(Figure collection entries)
━━━━━━━━
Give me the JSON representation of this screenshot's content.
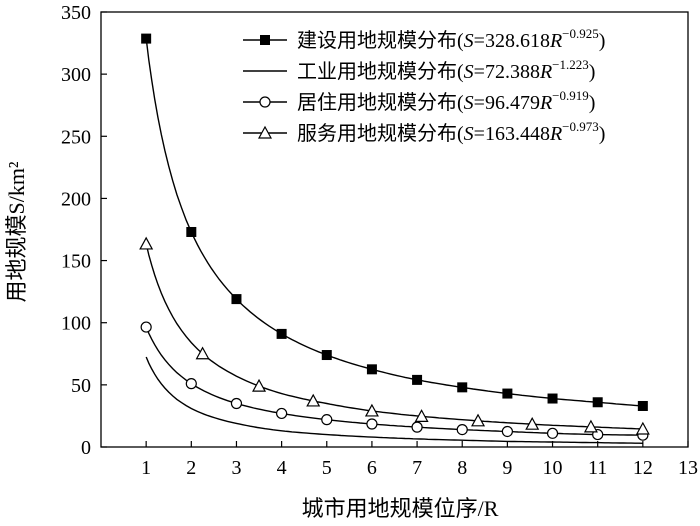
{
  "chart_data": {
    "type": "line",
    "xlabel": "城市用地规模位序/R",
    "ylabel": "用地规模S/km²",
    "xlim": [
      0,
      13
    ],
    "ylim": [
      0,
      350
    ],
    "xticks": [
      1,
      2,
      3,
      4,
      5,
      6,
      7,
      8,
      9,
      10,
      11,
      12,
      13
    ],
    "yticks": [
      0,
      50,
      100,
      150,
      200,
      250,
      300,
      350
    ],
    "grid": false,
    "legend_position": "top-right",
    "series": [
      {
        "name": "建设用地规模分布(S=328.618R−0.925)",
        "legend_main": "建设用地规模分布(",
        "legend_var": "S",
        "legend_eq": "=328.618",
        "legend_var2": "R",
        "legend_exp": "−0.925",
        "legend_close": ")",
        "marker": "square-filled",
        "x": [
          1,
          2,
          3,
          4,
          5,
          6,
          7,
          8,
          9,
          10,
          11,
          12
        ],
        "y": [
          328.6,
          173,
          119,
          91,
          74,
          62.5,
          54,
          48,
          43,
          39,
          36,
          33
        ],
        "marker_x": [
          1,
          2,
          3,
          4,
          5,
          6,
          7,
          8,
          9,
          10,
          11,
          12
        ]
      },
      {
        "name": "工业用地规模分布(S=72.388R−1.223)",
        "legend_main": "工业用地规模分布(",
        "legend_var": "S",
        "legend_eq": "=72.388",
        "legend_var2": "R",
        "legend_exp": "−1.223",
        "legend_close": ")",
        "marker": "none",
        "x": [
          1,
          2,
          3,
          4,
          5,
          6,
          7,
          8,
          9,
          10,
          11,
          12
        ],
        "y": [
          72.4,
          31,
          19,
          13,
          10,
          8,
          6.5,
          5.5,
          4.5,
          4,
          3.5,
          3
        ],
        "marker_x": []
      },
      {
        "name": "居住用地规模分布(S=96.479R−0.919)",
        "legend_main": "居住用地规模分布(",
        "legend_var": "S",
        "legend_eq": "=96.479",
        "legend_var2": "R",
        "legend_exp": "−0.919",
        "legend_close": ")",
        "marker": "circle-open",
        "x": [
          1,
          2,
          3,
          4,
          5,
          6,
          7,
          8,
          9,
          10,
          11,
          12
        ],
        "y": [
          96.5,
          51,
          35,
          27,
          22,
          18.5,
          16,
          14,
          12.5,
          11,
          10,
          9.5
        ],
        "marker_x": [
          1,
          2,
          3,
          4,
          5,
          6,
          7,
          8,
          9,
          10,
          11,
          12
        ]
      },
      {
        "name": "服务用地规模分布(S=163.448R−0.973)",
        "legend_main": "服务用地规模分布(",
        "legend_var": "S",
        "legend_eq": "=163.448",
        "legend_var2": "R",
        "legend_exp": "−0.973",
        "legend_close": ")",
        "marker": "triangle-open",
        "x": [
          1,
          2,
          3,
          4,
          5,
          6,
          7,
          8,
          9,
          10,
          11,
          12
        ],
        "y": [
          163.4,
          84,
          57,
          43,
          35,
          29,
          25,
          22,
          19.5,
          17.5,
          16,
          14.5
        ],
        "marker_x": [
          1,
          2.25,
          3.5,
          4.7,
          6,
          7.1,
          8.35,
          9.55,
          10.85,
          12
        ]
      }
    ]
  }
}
━━━━━━━━
TASK PROMPT ->
Give back each entry exactly as it appears, with no pictures.

EXERCISE RESULT ->
Give me the JSON representation of this screenshot's content.
{
  "chart_data": {
    "type": "line",
    "xlabel": "城市用地规模位序/R",
    "ylabel": "用地规模S/km²",
    "xlim": [
      0,
      13
    ],
    "ylim": [
      0,
      350
    ],
    "xticks": [
      1,
      2,
      3,
      4,
      5,
      6,
      7,
      8,
      9,
      10,
      11,
      12,
      13
    ],
    "yticks": [
      0,
      50,
      100,
      150,
      200,
      250,
      300,
      350
    ],
    "grid": false,
    "legend_position": "top-right",
    "series": [
      {
        "name": "建设用地规模分布(S=328.618R−0.925)",
        "legend_main": "建设用地规模分布(",
        "legend_var": "S",
        "legend_eq": "=328.618",
        "legend_var2": "R",
        "legend_exp": "−0.925",
        "legend_close": ")",
        "marker": "square-filled",
        "x": [
          1,
          2,
          3,
          4,
          5,
          6,
          7,
          8,
          9,
          10,
          11,
          12
        ],
        "y": [
          328.6,
          173,
          119,
          91,
          74,
          62.5,
          54,
          48,
          43,
          39,
          36,
          33
        ],
        "marker_x": [
          1,
          2,
          3,
          4,
          5,
          6,
          7,
          8,
          9,
          10,
          11,
          12
        ]
      },
      {
        "name": "工业用地规模分布(S=72.388R−1.223)",
        "legend_main": "工业用地规模分布(",
        "legend_var": "S",
        "legend_eq": "=72.388",
        "legend_var2": "R",
        "legend_exp": "−1.223",
        "legend_close": ")",
        "marker": "none",
        "x": [
          1,
          2,
          3,
          4,
          5,
          6,
          7,
          8,
          9,
          10,
          11,
          12
        ],
        "y": [
          72.4,
          31,
          19,
          13,
          10,
          8,
          6.5,
          5.5,
          4.5,
          4,
          3.5,
          3
        ],
        "marker_x": []
      },
      {
        "name": "居住用地规模分布(S=96.479R−0.919)",
        "legend_main": "居住用地规模分布(",
        "legend_var": "S",
        "legend_eq": "=96.479",
        "legend_var2": "R",
        "legend_exp": "−0.919",
        "legend_close": ")",
        "marker": "circle-open",
        "x": [
          1,
          2,
          3,
          4,
          5,
          6,
          7,
          8,
          9,
          10,
          11,
          12
        ],
        "y": [
          96.5,
          51,
          35,
          27,
          22,
          18.5,
          16,
          14,
          12.5,
          11,
          10,
          9.5
        ],
        "marker_x": [
          1,
          2,
          3,
          4,
          5,
          6,
          7,
          8,
          9,
          10,
          11,
          12
        ]
      },
      {
        "name": "服务用地规模分布(S=163.448R−0.973)",
        "legend_main": "服务用地规模分布(",
        "legend_var": "S",
        "legend_eq": "=163.448",
        "legend_var2": "R",
        "legend_exp": "−0.973",
        "legend_close": ")",
        "marker": "triangle-open",
        "x": [
          1,
          2,
          3,
          4,
          5,
          6,
          7,
          8,
          9,
          10,
          11,
          12
        ],
        "y": [
          163.4,
          84,
          57,
          43,
          35,
          29,
          25,
          22,
          19.5,
          17.5,
          16,
          14.5
        ],
        "marker_x": [
          1,
          2.25,
          3.5,
          4.7,
          6,
          7.1,
          8.35,
          9.55,
          10.85,
          12
        ]
      }
    ]
  }
}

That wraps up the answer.